[Recorded data]

'''

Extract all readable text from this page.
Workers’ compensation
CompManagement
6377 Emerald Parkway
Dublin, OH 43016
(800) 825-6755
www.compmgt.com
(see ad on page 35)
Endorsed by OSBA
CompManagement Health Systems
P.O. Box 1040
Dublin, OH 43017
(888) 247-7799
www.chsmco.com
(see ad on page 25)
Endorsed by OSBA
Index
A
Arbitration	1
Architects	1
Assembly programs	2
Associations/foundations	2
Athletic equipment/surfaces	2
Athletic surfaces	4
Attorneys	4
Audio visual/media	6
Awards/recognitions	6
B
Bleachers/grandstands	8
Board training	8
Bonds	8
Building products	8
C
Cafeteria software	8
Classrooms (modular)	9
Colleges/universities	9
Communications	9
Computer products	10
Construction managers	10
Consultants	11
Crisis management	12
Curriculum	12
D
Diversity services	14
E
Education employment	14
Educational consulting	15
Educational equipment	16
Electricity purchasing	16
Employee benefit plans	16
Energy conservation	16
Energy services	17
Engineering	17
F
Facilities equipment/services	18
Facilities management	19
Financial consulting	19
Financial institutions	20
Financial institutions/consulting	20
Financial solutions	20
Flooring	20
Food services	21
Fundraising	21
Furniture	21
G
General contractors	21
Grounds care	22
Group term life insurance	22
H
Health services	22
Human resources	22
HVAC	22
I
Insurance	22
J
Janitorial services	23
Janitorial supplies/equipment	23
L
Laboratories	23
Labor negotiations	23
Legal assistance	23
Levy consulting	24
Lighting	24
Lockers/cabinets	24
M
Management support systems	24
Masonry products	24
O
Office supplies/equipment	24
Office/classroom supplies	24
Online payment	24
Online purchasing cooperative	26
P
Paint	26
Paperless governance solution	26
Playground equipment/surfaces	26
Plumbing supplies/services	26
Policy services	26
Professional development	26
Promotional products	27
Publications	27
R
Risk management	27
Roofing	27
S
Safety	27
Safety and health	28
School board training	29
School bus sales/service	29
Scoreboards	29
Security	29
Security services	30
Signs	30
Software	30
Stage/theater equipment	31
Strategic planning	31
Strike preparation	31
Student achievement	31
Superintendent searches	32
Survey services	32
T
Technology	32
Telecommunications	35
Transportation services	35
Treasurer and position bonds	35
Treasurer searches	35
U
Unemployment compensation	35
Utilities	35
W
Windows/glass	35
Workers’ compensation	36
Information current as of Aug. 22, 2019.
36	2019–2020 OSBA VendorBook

'''

[WHAT IS ASKED]
Exactly reproduce all of the entries above.

[SOLUTION TO THIS PROBLEM]
Extract all readable text from this page.
Workers’ compensation
CompManagement
6377 Emerald Parkway
Dublin, OH 43016
(800) 825-6755
www.compmgt.com
(see ad on page 35)
Endorsed by OSBA
CompManagement Health Systems
P.O. Box 1040
Dublin, OH 43017
(888) 247-7799
www.chsmco.com
(see ad on page 25)
Endorsed by OSBA
Index
A
Arbitration	1
Architects	1
Assembly programs	2
Associations/foundations	2
Athletic equipment/surfaces	2
Athletic surfaces	4
Attorneys	4
Audio visual/media	6
Awards/recognitions	6
B
Bleachers/grandstands	8
Board training	8
Bonds	8
Building products	8
C
Cafeteria software	8
Classrooms (modular)	9
Colleges/universities	9
Communications	9
Computer products	10
Construction managers	10
Consultants	11
Crisis management	12
Curriculum	12
D
Diversity services	14
E
Education employment	14
Educational consulting	15
Educational equipment	16
Electricity purchasing	16
Employee benefit plans	16
Energy conservation	16
Energy services	17
Engineering	17
F
Facilities equipment/services	18
Facilities management	19
Financial consulting	19
Financial institutions	20
Financial institutions/consulting	20
Financial solutions	20
Flooring	20
Food services	21
Fundraising	21
Furniture	21
G
General contractors	21
Grounds care	22
Group term life insurance	22
H
Health services	22
Human resources	22
HVAC	22
I
Insurance	22
J
Janitorial services	23
Janitorial supplies/equipment	23
L
Laboratories	23
Labor negotiations	23
Legal assistance	23
Levy consulting	24
Lighting	24
Lockers/cabinets	24
M
Management support systems	24
Masonry products	24
O
Office supplies/equipment	24
Office/classroom supplies	24
Online payment	24
Online purchasing cooperative	26
P
Paint	26
Paperless governance solution	26
Playground equipment/surfaces	26
Plumbing supplies/services	26
Policy services	26
Professional development	26
Promotional products	27
Publications	27
R
Risk management	27
Roofing	27
S
Safety	27
Safety and health	28
School board training	29
School bus sales/service	29
Scoreboards	29
Security	29
Security services	30
Signs	30
Software	30
Stage/theater equipment	31
Strategic planning	31
Strike preparation	31
Student achievement	31
Superintendent searches	32
Survey services	32
T
Technology	32
Telecommunications	35
Transportation services	35
Treasurer and position bonds	35
Treasurer searches	35
U
Unemployment compensation	35
Utilities	35
W
Windows/glass	35
Workers’ compensation	36
Information current as of Aug. 22, 2019.
36	2019–2020 OSBA VendorBook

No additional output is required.